(Figure record extracts)
----------
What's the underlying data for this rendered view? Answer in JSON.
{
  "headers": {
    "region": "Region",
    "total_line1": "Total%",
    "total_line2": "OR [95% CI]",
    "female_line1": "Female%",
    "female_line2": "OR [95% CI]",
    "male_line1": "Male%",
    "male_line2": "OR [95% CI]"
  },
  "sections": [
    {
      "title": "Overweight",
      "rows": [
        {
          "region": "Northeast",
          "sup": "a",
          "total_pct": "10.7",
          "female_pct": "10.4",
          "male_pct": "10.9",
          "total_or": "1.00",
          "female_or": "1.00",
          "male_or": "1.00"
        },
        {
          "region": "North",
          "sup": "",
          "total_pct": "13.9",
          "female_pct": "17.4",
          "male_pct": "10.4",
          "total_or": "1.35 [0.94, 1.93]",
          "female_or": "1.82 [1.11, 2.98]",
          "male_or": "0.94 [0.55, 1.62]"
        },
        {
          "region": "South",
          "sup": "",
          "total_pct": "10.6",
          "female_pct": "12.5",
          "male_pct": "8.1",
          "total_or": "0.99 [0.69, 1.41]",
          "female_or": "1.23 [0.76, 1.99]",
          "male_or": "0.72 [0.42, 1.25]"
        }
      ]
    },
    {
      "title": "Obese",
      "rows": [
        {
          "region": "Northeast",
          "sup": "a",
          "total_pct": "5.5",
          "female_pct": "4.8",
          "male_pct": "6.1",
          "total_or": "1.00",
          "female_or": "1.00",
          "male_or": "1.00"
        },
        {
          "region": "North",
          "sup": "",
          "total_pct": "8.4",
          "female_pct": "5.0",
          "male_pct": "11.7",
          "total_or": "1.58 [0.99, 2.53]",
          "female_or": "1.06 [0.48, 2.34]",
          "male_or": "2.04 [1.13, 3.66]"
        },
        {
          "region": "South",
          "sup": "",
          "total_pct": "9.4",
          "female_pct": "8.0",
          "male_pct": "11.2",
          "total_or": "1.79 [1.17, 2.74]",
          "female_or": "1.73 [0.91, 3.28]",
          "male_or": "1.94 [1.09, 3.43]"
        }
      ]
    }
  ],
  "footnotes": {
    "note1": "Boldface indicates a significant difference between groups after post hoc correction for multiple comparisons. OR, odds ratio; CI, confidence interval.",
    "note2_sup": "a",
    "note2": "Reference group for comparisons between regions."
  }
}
----------
* _Problem to solve_:
Look through the entries and return every line where "between" appears.

* _Written solution_:
    "note1": "Boldface indicates a significant difference between groups after post hoc correction for multiple comparisons. OR, odds ratio; CI, confidence interval.",
    "note2": "Reference group for comparisons between regions."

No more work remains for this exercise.